=== STATED GOAL ===
Look through the data below and return each line where "JSON" appears.

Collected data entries

┄┄┄┄┄┄┄┄┄┄┄┄┄┄┄┄┄┄┄┄

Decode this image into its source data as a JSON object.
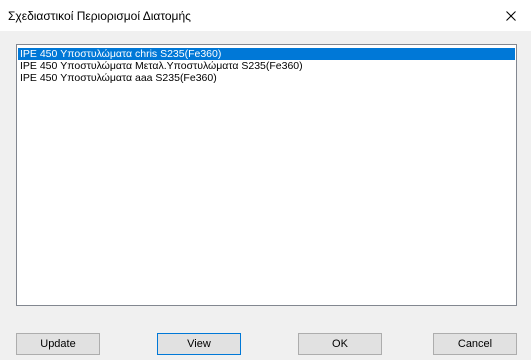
{
  "window": {
    "title": "Σχεδιαστικοί Περιορισμοί Διατομής",
    "close_glyph": "close-icon"
  },
  "list": {
    "items": [
      "IPE 450 Υποστυλώματα chris S235(Fe360)",
      "IPE 450 Υποστυλώματα Μεταλ.Υποστυλώματα S235(Fe360)",
      "IPE 450 Υποστυλώματα aaa S235(Fe360)"
    ],
    "selected_index": 0
  },
  "buttons": {
    "update_label": "Update",
    "view_label": "View",
    "ok_label": "OK",
    "cancel_label": "Cancel"
  },
  "colors": {
    "selection": "#0078d7",
    "focus_border": "#0078d7"
  }
}
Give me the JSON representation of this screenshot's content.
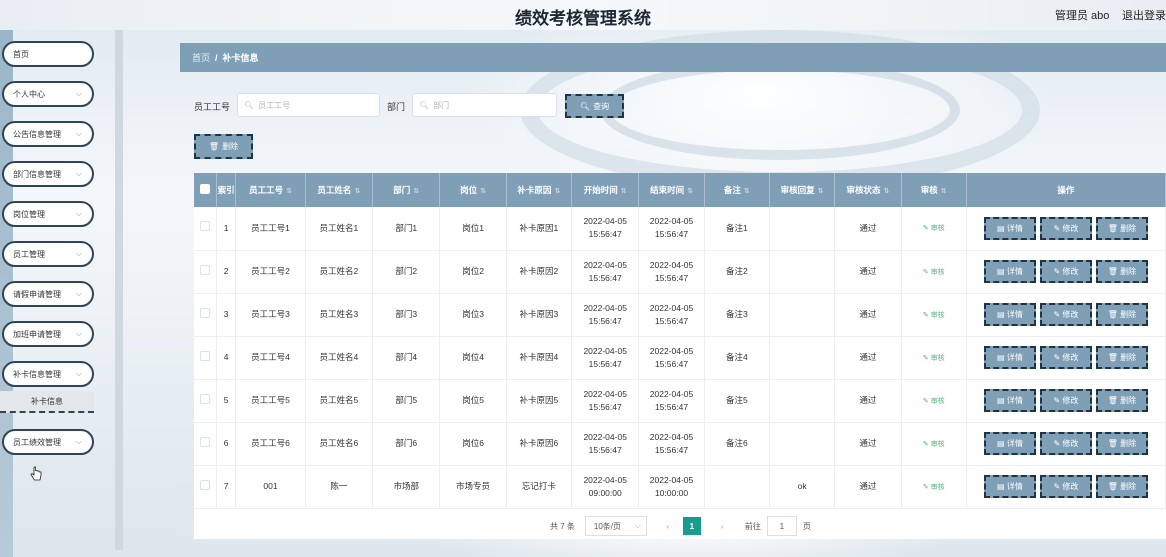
{
  "app": {
    "title": "绩效考核管理系统",
    "admin_label": "管理员 abo",
    "logout": "退出登录"
  },
  "sidebar": {
    "items": [
      {
        "label": "首页"
      },
      {
        "label": "个人中心"
      },
      {
        "label": "公告信息管理"
      },
      {
        "label": "部门信息管理"
      },
      {
        "label": "岗位管理"
      },
      {
        "label": "员工管理"
      },
      {
        "label": "请假申请管理"
      },
      {
        "label": "加班申请管理"
      },
      {
        "label": "补卡信息管理"
      },
      {
        "label": "员工绩效管理"
      }
    ],
    "submenu_active": "补卡信息"
  },
  "breadcrumb": {
    "home": "首页",
    "separator": "/",
    "current": "补卡信息"
  },
  "search": {
    "emp_no_label": "员工工号",
    "emp_no_placeholder": "员工工号",
    "dept_label": "部门",
    "dept_placeholder": "部门",
    "query_button": "查询"
  },
  "toolbar": {
    "delete_button": "删除"
  },
  "table": {
    "headers": [
      "索引",
      "员工工号",
      "员工姓名",
      "部门",
      "岗位",
      "补卡原因",
      "开始时间",
      "结束时间",
      "备注",
      "审核回复",
      "审核状态",
      "审核",
      "操作"
    ],
    "audit_link": "审核",
    "op_detail": "详情",
    "op_edit": "修改",
    "op_delete": "删除",
    "rows": [
      {
        "index": "1",
        "emp_no": "员工工号1",
        "name": "员工姓名1",
        "dept": "部门1",
        "post": "岗位1",
        "reason": "补卡原因1",
        "start_date": "2022-04-05",
        "start_time": "15:56:47",
        "end_date": "2022-04-05",
        "end_time": "15:56:47",
        "note": "备注1",
        "reply": "",
        "status": "通过"
      },
      {
        "index": "2",
        "emp_no": "员工工号2",
        "name": "员工姓名2",
        "dept": "部门2",
        "post": "岗位2",
        "reason": "补卡原因2",
        "start_date": "2022-04-05",
        "start_time": "15:56:47",
        "end_date": "2022-04-05",
        "end_time": "15:56:47",
        "note": "备注2",
        "reply": "",
        "status": "通过"
      },
      {
        "index": "3",
        "emp_no": "员工工号3",
        "name": "员工姓名3",
        "dept": "部门3",
        "post": "岗位3",
        "reason": "补卡原因3",
        "start_date": "2022-04-05",
        "start_time": "15:56:47",
        "end_date": "2022-04-05",
        "end_time": "15:56:47",
        "note": "备注3",
        "reply": "",
        "status": "通过"
      },
      {
        "index": "4",
        "emp_no": "员工工号4",
        "name": "员工姓名4",
        "dept": "部门4",
        "post": "岗位4",
        "reason": "补卡原因4",
        "start_date": "2022-04-05",
        "start_time": "15:56:47",
        "end_date": "2022-04-05",
        "end_time": "15:56:47",
        "note": "备注4",
        "reply": "",
        "status": "通过"
      },
      {
        "index": "5",
        "emp_no": "员工工号5",
        "name": "员工姓名5",
        "dept": "部门5",
        "post": "岗位5",
        "reason": "补卡原因5",
        "start_date": "2022-04-05",
        "start_time": "15:56:47",
        "end_date": "2022-04-05",
        "end_time": "15:56:47",
        "note": "备注5",
        "reply": "",
        "status": "通过"
      },
      {
        "index": "6",
        "emp_no": "员工工号6",
        "name": "员工姓名6",
        "dept": "部门6",
        "post": "岗位6",
        "reason": "补卡原因6",
        "start_date": "2022-04-05",
        "start_time": "15:56:47",
        "end_date": "2022-04-05",
        "end_time": "15:56:47",
        "note": "备注6",
        "reply": "",
        "status": "通过"
      },
      {
        "index": "7",
        "emp_no": "001",
        "name": "陈一",
        "dept": "市场部",
        "post": "市场专员",
        "reason": "忘记打卡",
        "start_date": "2022-04-05",
        "start_time": "09:00:00",
        "end_date": "2022-04-05",
        "end_time": "10:00:00",
        "note": "",
        "reply": "ok",
        "status": "通过"
      }
    ]
  },
  "pagination": {
    "total_text": "共 7 条",
    "page_size": "10条/页",
    "prev": "‹",
    "current_page": "1",
    "next": "›",
    "goto_label": "前往",
    "goto_value": "1",
    "page_suffix": "页"
  },
  "colors": {
    "accent": "#7f9fb6",
    "dashed_border": "#1f3443",
    "page_active": "#1a9b8f",
    "audit_green": "#58b37a"
  }
}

┄┄┄┄┄┄┄┄┄┄┄┄┄┄┄┄┄┄┄┄

=== COMPLETE ANSWER ===
Decode this image into its source data as a JSON object.
Give me the JSON representation of this screenshot's content.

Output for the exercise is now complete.